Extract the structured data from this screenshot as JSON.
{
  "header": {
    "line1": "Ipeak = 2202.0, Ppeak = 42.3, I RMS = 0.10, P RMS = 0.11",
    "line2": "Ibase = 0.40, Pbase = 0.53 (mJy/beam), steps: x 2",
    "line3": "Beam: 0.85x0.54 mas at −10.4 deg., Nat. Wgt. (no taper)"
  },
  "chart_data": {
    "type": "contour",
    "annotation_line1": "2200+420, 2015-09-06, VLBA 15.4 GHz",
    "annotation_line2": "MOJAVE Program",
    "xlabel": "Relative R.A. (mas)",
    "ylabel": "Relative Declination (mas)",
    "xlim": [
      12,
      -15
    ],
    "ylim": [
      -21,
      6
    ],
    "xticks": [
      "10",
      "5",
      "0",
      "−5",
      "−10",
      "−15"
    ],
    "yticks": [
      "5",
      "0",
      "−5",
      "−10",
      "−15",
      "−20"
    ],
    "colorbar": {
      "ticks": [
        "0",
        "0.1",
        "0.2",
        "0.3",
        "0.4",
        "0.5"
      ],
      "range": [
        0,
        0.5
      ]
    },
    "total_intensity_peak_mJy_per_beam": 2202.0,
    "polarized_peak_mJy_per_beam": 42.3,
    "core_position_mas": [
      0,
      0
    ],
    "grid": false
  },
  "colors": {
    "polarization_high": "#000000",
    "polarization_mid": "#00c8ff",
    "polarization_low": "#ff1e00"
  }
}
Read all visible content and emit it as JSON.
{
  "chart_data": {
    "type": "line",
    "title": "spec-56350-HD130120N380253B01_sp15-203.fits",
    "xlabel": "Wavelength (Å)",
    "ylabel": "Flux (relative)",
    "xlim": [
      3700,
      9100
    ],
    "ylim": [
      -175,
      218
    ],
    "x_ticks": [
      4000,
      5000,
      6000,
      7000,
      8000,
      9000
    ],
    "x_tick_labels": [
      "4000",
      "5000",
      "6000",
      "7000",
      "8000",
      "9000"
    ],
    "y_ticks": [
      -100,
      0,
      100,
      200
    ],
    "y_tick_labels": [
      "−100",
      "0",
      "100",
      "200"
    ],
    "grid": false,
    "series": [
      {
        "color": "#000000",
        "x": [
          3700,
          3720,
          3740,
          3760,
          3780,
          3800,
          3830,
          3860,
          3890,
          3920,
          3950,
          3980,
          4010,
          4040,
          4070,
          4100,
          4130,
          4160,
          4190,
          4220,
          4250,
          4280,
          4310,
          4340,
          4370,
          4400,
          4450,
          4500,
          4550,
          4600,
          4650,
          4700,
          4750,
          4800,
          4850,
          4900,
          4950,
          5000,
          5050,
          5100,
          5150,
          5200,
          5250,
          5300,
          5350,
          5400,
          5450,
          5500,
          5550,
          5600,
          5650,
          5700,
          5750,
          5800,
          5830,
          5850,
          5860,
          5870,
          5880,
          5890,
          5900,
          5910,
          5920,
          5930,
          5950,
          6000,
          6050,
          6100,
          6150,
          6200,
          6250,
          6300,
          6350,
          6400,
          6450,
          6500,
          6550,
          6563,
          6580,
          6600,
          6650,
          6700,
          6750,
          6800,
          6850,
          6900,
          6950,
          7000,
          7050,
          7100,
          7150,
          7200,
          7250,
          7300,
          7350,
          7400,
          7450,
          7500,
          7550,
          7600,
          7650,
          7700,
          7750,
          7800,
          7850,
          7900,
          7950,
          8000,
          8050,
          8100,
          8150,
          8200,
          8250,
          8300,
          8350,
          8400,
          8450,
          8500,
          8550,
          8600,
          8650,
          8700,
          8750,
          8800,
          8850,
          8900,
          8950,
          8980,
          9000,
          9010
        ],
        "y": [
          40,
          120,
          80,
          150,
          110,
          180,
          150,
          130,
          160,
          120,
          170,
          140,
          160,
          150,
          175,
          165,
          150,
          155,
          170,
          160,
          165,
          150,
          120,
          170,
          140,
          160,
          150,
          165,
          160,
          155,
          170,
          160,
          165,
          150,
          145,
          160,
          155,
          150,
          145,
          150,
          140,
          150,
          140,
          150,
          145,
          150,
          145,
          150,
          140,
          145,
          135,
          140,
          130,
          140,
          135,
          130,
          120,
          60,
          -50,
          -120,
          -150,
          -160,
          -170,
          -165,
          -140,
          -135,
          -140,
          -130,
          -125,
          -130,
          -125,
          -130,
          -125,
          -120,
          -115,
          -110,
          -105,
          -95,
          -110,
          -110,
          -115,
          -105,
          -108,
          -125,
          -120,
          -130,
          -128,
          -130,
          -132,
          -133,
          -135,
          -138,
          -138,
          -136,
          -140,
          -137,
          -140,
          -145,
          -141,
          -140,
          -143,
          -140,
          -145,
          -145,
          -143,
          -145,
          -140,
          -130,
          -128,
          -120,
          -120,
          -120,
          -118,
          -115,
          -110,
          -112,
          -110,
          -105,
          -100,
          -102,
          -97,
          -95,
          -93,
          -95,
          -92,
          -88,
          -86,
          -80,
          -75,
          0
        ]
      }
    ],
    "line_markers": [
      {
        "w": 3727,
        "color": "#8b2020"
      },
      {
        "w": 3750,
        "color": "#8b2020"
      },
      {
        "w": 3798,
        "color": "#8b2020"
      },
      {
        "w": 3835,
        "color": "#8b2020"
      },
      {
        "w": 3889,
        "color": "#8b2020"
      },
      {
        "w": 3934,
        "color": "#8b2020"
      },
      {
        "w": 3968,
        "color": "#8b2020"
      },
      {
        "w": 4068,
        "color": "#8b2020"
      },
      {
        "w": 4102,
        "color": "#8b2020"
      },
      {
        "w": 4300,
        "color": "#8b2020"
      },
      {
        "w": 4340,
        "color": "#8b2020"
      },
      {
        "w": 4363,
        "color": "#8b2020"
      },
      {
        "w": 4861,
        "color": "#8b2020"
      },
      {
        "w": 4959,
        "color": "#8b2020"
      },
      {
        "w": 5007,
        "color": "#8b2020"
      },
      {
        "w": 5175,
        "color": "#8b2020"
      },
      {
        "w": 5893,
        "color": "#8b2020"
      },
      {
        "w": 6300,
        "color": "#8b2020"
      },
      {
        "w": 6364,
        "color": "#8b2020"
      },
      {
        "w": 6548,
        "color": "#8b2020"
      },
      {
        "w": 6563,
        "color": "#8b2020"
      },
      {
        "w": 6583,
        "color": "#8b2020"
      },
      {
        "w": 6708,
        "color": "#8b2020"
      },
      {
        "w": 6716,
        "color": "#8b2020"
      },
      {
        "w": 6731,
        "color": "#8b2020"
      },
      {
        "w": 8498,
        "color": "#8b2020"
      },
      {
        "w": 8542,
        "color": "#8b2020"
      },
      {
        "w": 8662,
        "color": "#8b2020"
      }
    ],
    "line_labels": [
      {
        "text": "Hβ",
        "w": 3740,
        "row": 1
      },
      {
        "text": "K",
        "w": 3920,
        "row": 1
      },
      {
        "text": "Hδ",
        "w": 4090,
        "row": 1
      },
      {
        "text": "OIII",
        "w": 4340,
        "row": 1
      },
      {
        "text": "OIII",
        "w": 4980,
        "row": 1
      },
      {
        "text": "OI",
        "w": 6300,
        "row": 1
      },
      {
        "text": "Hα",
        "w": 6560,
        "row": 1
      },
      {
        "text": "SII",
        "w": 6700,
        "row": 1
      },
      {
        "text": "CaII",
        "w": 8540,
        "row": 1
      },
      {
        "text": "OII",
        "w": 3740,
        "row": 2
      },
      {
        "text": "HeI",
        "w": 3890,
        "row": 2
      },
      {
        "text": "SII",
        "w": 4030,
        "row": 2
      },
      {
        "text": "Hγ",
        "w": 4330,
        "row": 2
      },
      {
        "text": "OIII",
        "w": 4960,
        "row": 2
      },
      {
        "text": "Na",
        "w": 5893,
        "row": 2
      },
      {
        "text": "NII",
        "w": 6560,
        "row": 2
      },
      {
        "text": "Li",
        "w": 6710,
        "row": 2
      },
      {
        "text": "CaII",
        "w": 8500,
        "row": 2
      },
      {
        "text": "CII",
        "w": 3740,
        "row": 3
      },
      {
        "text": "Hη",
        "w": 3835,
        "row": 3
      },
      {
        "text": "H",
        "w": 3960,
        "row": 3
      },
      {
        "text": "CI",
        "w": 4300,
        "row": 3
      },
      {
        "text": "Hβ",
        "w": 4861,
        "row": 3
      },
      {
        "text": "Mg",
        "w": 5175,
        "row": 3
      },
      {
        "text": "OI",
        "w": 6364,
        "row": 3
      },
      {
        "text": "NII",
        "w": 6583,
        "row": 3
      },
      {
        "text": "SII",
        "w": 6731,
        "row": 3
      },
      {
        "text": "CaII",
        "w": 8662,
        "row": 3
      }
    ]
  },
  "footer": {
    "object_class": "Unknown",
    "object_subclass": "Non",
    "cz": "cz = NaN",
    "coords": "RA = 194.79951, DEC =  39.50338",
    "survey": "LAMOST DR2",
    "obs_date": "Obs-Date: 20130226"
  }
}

☆ ☆ ☆ ☆ ☆

_Written task:_ Among the lines of the data above, determine how many contain the word "ylabel". Report the number alone.

_Written solution:_ 2